DO THIS = Please pull out every line that includes the string "JSON".

* Begin *

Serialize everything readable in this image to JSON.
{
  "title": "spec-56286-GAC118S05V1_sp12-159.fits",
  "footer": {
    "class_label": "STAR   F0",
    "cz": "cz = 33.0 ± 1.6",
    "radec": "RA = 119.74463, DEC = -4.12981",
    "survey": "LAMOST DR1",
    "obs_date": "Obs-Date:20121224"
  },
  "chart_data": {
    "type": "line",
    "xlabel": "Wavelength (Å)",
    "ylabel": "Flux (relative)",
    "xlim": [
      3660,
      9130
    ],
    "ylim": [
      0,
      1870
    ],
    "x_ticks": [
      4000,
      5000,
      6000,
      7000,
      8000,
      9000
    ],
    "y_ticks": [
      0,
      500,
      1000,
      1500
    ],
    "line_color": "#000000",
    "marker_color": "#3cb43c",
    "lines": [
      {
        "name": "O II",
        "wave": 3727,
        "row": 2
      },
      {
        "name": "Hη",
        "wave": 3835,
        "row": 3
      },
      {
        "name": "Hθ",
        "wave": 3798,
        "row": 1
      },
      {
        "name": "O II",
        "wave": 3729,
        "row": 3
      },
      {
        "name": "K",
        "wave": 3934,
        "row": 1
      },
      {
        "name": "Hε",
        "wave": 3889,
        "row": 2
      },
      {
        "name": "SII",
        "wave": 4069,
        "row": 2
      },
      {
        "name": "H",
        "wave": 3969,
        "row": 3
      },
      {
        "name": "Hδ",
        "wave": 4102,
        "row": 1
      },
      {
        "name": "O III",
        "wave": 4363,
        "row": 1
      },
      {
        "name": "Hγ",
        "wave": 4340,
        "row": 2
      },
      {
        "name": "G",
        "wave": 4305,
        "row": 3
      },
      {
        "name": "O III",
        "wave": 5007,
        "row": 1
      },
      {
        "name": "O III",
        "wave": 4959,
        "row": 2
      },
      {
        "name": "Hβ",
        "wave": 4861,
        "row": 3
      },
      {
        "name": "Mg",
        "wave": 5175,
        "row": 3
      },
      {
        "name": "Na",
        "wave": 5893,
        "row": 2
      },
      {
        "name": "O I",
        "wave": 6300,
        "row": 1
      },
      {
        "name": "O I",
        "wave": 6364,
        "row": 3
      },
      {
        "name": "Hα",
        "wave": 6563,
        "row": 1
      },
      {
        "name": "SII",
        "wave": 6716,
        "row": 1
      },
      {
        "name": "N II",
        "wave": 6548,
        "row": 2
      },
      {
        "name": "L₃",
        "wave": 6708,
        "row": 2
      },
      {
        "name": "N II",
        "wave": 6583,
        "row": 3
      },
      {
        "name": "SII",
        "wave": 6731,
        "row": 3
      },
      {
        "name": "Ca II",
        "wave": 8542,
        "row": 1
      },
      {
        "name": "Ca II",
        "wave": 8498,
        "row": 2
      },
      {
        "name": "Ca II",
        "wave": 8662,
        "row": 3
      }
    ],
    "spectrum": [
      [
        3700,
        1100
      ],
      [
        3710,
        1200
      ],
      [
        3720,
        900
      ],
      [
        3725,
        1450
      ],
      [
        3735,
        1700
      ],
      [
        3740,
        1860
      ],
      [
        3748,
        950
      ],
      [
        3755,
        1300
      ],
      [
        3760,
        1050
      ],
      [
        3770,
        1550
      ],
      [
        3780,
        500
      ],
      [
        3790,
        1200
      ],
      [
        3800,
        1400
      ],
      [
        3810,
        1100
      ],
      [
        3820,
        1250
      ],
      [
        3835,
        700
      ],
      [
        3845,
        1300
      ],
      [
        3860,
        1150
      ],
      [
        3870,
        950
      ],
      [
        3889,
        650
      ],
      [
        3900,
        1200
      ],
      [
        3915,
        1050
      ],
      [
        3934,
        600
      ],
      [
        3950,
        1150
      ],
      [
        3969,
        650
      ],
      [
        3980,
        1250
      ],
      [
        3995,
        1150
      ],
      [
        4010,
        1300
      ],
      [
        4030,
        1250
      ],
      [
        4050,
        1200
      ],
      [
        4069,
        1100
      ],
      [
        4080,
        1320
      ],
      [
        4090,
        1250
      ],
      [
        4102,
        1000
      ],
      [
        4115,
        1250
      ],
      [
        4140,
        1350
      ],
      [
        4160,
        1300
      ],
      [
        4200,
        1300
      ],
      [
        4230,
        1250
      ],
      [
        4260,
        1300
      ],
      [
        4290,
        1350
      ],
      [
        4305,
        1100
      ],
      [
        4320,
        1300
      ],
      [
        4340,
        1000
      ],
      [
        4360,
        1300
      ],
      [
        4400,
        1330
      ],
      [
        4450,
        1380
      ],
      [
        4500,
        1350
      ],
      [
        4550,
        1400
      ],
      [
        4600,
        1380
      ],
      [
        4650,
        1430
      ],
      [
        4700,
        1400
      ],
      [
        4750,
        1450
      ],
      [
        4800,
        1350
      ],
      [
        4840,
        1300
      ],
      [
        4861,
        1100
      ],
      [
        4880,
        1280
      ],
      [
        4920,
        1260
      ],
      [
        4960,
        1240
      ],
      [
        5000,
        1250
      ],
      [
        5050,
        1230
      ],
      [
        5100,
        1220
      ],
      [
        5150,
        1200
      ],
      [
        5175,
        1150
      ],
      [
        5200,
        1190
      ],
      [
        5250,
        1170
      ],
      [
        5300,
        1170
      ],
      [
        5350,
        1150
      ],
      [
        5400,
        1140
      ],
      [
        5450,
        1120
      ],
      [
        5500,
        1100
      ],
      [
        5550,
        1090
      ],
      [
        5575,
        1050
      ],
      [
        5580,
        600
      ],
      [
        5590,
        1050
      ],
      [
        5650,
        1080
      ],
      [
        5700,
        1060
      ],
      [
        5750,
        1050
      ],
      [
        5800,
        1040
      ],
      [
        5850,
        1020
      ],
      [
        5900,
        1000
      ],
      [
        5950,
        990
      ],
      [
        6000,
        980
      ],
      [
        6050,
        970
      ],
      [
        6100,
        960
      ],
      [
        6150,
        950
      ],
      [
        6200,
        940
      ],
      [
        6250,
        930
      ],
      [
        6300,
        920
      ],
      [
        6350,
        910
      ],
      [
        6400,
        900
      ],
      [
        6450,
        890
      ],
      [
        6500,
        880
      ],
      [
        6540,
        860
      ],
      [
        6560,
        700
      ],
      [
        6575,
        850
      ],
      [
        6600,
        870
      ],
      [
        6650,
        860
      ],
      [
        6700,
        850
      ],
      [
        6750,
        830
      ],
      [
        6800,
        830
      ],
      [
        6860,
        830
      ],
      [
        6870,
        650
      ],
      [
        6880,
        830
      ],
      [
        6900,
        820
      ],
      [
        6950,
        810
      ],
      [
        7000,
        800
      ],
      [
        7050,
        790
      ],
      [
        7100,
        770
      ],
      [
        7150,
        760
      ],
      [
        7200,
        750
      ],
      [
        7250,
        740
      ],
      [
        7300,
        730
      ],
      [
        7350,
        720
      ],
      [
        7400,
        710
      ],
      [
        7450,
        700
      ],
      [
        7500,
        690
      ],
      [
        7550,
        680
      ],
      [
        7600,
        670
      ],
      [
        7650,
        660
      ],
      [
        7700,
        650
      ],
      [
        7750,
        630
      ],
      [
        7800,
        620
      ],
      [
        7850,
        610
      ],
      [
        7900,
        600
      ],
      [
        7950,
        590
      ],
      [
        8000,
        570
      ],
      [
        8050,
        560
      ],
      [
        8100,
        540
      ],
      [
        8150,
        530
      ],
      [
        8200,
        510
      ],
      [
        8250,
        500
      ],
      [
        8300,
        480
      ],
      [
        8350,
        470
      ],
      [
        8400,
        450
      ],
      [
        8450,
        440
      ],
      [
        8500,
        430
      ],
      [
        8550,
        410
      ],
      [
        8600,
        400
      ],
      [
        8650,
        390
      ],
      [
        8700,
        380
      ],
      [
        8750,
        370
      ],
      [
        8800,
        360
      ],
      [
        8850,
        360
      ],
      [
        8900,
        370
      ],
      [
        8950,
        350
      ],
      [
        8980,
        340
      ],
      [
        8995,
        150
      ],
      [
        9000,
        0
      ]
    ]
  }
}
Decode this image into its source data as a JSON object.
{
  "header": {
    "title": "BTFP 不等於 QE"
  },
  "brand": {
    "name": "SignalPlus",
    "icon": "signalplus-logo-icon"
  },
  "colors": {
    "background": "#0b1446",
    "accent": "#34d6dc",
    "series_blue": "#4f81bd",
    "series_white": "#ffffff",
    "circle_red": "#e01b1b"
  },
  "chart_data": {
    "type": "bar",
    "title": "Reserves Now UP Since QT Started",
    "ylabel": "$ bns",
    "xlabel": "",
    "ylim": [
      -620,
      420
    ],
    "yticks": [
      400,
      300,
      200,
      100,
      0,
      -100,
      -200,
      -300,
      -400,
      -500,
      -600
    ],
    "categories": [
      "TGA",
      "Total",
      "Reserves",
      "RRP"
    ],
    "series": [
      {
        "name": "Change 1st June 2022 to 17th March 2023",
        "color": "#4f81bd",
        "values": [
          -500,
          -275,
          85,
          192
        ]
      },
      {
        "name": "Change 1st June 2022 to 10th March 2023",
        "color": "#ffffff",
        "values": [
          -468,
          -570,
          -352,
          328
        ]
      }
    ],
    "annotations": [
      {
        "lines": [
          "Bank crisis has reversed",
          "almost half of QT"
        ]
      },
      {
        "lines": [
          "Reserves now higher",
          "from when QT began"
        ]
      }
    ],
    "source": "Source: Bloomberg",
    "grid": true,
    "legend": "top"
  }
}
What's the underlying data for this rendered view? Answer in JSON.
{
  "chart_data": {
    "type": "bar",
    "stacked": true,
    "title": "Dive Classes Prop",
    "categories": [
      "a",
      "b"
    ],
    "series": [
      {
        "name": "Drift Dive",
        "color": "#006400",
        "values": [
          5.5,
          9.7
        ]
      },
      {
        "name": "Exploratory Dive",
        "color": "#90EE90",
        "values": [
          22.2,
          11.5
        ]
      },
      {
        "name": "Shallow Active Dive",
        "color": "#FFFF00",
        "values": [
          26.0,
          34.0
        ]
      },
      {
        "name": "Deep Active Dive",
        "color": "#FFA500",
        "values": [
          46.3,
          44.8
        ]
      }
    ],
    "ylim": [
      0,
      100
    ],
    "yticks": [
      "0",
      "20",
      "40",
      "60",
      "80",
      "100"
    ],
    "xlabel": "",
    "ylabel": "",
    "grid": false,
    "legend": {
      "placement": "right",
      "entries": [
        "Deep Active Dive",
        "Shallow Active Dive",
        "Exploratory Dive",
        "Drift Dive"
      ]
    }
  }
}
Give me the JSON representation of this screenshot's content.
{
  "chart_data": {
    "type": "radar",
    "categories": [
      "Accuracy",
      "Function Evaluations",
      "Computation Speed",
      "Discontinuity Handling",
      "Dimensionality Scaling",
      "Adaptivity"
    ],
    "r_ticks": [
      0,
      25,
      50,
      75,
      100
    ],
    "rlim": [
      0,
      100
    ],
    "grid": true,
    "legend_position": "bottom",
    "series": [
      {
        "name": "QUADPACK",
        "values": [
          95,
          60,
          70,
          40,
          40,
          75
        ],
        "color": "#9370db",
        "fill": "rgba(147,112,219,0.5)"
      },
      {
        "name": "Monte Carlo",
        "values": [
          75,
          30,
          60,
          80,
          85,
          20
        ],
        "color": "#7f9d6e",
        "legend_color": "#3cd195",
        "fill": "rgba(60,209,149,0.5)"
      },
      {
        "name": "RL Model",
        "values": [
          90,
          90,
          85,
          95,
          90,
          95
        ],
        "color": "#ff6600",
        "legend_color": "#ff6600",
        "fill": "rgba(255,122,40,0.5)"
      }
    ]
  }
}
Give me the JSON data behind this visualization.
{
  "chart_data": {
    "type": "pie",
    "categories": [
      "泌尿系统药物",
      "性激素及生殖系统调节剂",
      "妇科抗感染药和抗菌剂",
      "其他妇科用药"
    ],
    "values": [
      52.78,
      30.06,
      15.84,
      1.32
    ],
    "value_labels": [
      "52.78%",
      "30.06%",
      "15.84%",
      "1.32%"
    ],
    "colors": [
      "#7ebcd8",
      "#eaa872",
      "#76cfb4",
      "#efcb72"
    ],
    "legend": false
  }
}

* End *

ANSWER TO THIS TASK =
Serialize everything readable in this image to JSON.
Decode this image into its source data as a JSON object.
What's the underlying data for this rendered view? Answer in JSON.
Give me the JSON representation of this screenshot's content.
Give me the JSON data behind this visualization.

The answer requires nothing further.